[start of PROVIDED RECORDS]
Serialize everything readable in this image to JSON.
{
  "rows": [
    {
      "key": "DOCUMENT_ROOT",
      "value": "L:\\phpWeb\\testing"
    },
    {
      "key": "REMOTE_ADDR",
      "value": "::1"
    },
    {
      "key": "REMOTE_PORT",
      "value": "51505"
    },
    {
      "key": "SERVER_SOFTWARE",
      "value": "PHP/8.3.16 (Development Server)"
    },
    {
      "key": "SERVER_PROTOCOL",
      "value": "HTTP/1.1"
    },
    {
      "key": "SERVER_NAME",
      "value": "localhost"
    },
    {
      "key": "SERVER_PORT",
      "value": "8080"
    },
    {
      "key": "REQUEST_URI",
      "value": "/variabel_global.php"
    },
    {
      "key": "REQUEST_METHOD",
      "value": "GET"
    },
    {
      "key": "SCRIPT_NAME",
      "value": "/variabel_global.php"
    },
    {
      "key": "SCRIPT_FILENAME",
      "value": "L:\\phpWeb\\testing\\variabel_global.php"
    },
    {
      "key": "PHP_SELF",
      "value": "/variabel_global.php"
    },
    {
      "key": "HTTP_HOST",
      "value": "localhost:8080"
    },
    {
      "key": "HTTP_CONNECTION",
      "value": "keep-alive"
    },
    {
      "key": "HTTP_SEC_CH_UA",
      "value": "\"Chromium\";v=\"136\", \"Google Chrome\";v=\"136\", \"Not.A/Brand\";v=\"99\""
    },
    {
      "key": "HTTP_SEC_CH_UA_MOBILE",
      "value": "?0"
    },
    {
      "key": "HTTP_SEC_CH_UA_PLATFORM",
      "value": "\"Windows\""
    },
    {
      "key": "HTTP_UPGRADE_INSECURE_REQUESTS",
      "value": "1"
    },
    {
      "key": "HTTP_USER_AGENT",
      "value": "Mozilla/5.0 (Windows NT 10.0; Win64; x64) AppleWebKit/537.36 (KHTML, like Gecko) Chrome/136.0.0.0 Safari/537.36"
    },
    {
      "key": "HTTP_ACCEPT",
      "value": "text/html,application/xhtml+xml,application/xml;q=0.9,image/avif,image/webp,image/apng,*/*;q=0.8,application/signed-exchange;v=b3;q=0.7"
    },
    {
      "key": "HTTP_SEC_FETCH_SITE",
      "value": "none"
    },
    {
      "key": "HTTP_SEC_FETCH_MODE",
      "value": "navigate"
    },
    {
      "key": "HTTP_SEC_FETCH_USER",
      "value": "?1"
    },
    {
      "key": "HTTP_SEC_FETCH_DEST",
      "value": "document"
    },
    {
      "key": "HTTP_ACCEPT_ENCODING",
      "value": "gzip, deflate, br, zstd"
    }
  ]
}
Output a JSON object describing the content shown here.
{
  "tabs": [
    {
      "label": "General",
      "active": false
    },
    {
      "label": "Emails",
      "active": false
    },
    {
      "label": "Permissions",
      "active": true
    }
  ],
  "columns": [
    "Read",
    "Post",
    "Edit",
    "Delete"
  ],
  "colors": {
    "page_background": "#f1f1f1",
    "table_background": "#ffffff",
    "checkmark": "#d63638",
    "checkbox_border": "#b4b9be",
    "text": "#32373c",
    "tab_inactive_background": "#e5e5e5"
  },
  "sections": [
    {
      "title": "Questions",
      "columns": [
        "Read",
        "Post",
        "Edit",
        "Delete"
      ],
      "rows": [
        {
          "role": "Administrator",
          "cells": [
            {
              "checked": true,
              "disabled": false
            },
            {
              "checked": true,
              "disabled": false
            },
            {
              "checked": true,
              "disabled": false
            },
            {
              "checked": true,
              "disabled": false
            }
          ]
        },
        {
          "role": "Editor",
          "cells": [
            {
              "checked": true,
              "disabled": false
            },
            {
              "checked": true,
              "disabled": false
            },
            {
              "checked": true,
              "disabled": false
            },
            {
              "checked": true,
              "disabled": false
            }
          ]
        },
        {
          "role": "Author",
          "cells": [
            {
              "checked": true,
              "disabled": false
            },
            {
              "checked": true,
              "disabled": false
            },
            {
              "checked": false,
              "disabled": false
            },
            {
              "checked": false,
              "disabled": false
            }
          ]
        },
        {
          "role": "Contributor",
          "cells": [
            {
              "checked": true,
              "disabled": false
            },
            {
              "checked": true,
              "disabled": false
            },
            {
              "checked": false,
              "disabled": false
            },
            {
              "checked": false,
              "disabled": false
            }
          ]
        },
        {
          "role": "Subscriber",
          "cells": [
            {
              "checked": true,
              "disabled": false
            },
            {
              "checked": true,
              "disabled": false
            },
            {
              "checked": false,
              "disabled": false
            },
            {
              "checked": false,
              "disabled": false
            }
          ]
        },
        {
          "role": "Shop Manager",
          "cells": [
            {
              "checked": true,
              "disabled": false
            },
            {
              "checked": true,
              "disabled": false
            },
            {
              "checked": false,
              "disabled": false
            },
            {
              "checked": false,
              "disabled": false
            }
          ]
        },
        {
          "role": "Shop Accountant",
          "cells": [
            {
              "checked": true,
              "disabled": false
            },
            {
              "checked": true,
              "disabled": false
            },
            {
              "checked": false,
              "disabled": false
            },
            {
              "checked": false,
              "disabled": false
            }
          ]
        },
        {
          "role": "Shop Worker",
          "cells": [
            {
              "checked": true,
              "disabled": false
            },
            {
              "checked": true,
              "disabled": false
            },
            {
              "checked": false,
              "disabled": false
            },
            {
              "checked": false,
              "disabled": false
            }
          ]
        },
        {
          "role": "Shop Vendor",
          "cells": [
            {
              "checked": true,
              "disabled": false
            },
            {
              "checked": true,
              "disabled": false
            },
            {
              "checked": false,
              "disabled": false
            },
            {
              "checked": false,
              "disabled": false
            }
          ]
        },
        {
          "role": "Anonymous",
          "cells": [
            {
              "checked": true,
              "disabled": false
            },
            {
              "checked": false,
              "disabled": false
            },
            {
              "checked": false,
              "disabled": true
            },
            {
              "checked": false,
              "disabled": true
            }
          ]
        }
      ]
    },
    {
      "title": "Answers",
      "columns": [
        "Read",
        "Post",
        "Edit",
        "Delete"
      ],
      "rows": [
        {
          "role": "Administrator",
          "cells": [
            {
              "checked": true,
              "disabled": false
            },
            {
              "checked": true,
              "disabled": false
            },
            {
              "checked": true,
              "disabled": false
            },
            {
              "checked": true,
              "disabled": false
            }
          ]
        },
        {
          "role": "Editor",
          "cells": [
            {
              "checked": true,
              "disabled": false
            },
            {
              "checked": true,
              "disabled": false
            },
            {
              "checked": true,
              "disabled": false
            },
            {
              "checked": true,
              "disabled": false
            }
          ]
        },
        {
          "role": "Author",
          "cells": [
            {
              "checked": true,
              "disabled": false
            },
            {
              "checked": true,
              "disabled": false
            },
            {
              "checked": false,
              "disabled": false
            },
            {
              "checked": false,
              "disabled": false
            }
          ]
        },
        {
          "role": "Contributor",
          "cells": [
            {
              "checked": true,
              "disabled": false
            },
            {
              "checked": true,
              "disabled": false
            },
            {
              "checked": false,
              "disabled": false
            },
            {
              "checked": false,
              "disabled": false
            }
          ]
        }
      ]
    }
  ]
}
[end of PROVIDED RECORDS]
**TASK TO CARRY OUT**
All the entries above need to be reproduced exactly.

**EXERCISE ANSWER**
Serialize everything readable in this image to JSON.
{
  "rows": [
    {
      "key": "DOCUMENT_ROOT",
      "value": "L:\\phpWeb\\testing"
    },
    {
      "key": "REMOTE_ADDR",
      "value": "::1"
    },
    {
      "key": "REMOTE_PORT",
      "value": "51505"
    },
    {
      "key": "SERVER_SOFTWARE",
      "value": "PHP/8.3.16 (Development Server)"
    },
    {
      "key": "SERVER_PROTOCOL",
      "value": "HTTP/1.1"
    },
    {
      "key": "SERVER_NAME",
      "value": "localhost"
    },
    {
      "key": "SERVER_PORT",
      "value": "8080"
    },
    {
      "key": "REQUEST_URI",
      "value": "/variabel_global.php"
    },
    {
      "key": "REQUEST_METHOD",
      "value": "GET"
    },
    {
      "key": "SCRIPT_NAME",
      "value": "/variabel_global.php"
    },
    {
      "key": "SCRIPT_FILENAME",
      "value": "L:\\phpWeb\\testing\\variabel_global.php"
    },
    {
      "key": "PHP_SELF",
      "value": "/variabel_global.php"
    },
    {
      "key": "HTTP_HOST",
      "value": "localhost:8080"
    },
    {
      "key": "HTTP_CONNECTION",
      "value": "keep-alive"
    },
    {
      "key": "HTTP_SEC_CH_UA",
      "value": "\"Chromium\";v=\"136\", \"Google Chrome\";v=\"136\", \"Not.A/Brand\";v=\"99\""
    },
    {
      "key": "HTTP_SEC_CH_UA_MOBILE",
      "value": "?0"
    },
    {
      "key": "HTTP_SEC_CH_UA_PLATFORM",
      "value": "\"Windows\""
    },
    {
      "key": "HTTP_UPGRADE_INSECURE_REQUESTS",
      "value": "1"
    },
    {
      "key": "HTTP_USER_AGENT",
      "value": "Mozilla/5.0 (Windows NT 10.0; Win64; x64) AppleWebKit/537.36 (KHTML, like Gecko) Chrome/136.0.0.0 Safari/537.36"
    },
    {
      "key": "HTTP_ACCEPT",
      "value": "text/html,application/xhtml+xml,application/xml;q=0.9,image/avif,image/webp,image/apng,*/*;q=0.8,application/signed-exchange;v=b3;q=0.7"
    },
    {
      "key": "HTTP_SEC_FETCH_SITE",
      "value": "none"
    },
    {
      "key": "HTTP_SEC_FETCH_MODE",
      "value": "navigate"
    },
    {
      "key": "HTTP_SEC_FETCH_USER",
      "value": "?1"
    },
    {
      "key": "HTTP_SEC_FETCH_DEST",
      "value": "document"
    },
    {
      "key": "HTTP_ACCEPT_ENCODING",
      "value": "gzip, deflate, br, zstd"
    }
  ]
}
Output a JSON object describing the content shown here.
{
  "tabs": [
    {
      "label": "General",
      "active": false
    },
    {
      "label": "Emails",
      "active": false
    },
    {
      "label": "Permissions",
      "active": true
    }
  ],
  "columns": [
    "Read",
    "Post",
    "Edit",
    "Delete"
  ],
  "colors": {
    "page_background": "#f1f1f1",
    "table_background": "#ffffff",
    "checkmark": "#d63638",
    "checkbox_border": "#b4b9be",
    "text": "#32373c",
    "tab_inactive_background": "#e5e5e5"
  },
  "sections": [
    {
      "title": "Questions",
      "columns": [
        "Read",
        "Post",
        "Edit",
        "Delete"
      ],
      "rows": [
        {
          "role": "Administrator",
          "cells": [
            {
              "checked": true,
              "disabled": false
            },
            {
              "checked": true,
              "disabled": false
            },
            {
              "checked": true,
              "disabled": false
            },
            {
              "checked": true,
              "disabled": false
            }
          ]
        },
        {
          "role": "Editor",
          "cells": [
            {
              "checked": true,
              "disabled": false
            },
            {
              "checked": true,
              "disabled": false
            },
            {
              "checked": true,
              "disabled": false
            },
            {
              "checked": true,
              "disabled": false
            }
          ]
        },
        {
          "role": "Author",
          "cells": [
            {
              "checked": true,
              "disabled": false
            },
            {
              "checked": true,
              "disabled": false
            },
            {
              "checked": false,
              "disabled": false
            },
            {
              "checked": false,
              "disabled": false
            }
          ]
        },
        {
          "role": "Contributor",
          "cells": [
            {
              "checked": true,
              "disabled": false
            },
            {
              "checked": true,
              "disabled": false
            },
            {
              "checked": false,
              "disabled": false
            },
            {
              "checked": false,
              "disabled": false
            }
          ]
        },
        {
          "role": "Subscriber",
          "cells": [
            {
              "checked": true,
              "disabled": false
            },
            {
              "checked": true,
              "disabled": false
            },
            {
              "checked": false,
              "disabled": false
            },
            {
              "checked": false,
              "disabled": false
            }
          ]
        },
        {
          "role": "Shop Manager",
          "cells": [
            {
              "checked": true,
              "disabled": false
            },
            {
              "checked": true,
              "disabled": false
            },
            {
              "checked": false,
              "disabled": false
            },
            {
              "checked": false,
              "disabled": false
            }
          ]
        },
        {
          "role": "Shop Accountant",
          "cells": [
            {
              "checked": true,
              "disabled": false
            },
            {
              "checked": true,
              "disabled": false
            },
            {
              "checked": false,
              "disabled": false
            },
            {
              "checked": false,
              "disabled": false
            }
          ]
        },
        {
          "role": "Shop Worker",
          "cells": [
            {
              "checked": true,
              "disabled": false
            },
            {
              "checked": true,
              "disabled": false
            },
            {
              "checked": false,
              "disabled": false
            },
            {
              "checked": false,
              "disabled": false
            }
          ]
        },
        {
          "role": "Shop Vendor",
          "cells": [
            {
              "checked": true,
              "disabled": false
            },
            {
              "checked": true,
              "disabled": false
            },
            {
              "checked": false,
              "disabled": false
            },
            {
              "checked": false,
              "disabled": false
            }
          ]
        },
        {
          "role": "Anonymous",
          "cells": [
            {
              "checked": true,
              "disabled": false
            },
            {
              "checked": false,
              "disabled": false
            },
            {
              "checked": false,
              "disabled": true
            },
            {
              "checked": false,
              "disabled": true
            }
          ]
        }
      ]
    },
    {
      "title": "Answers",
      "columns": [
        "Read",
        "Post",
        "Edit",
        "Delete"
      ],
      "rows": [
        {
          "role": "Administrator",
          "cells": [
            {
              "checked": true,
              "disabled": false
            },
            {
              "checked": true,
              "disabled": false
            },
            {
              "checked": true,
              "disabled": false
            },
            {
              "checked": true,
              "disabled": false
            }
          ]
        },
        {
          "role": "Editor",
          "cells": [
            {
              "checked": true,
              "disabled": false
            },
            {
              "checked": true,
              "disabled": false
            },
            {
              "checked": true,
              "disabled": false
            },
            {
              "checked": true,
              "disabled": false
            }
          ]
        },
        {
          "role": "Author",
          "cells": [
            {
              "checked": true,
              "disabled": false
            },
            {
              "checked": true,
              "disabled": false
            },
            {
              "checked": false,
              "disabled": false
            },
            {
              "checked": false,
              "disabled": false
            }
          ]
        },
        {
          "role": "Contributor",
          "cells": [
            {
              "checked": true,
              "disabled": false
            },
            {
              "checked": true,
              "disabled": false
            },
            {
              "checked": false,
              "disabled": false
            },
            {
              "checked": false,
              "disabled": false
            }
          ]
        }
      ]
    }
  ]
}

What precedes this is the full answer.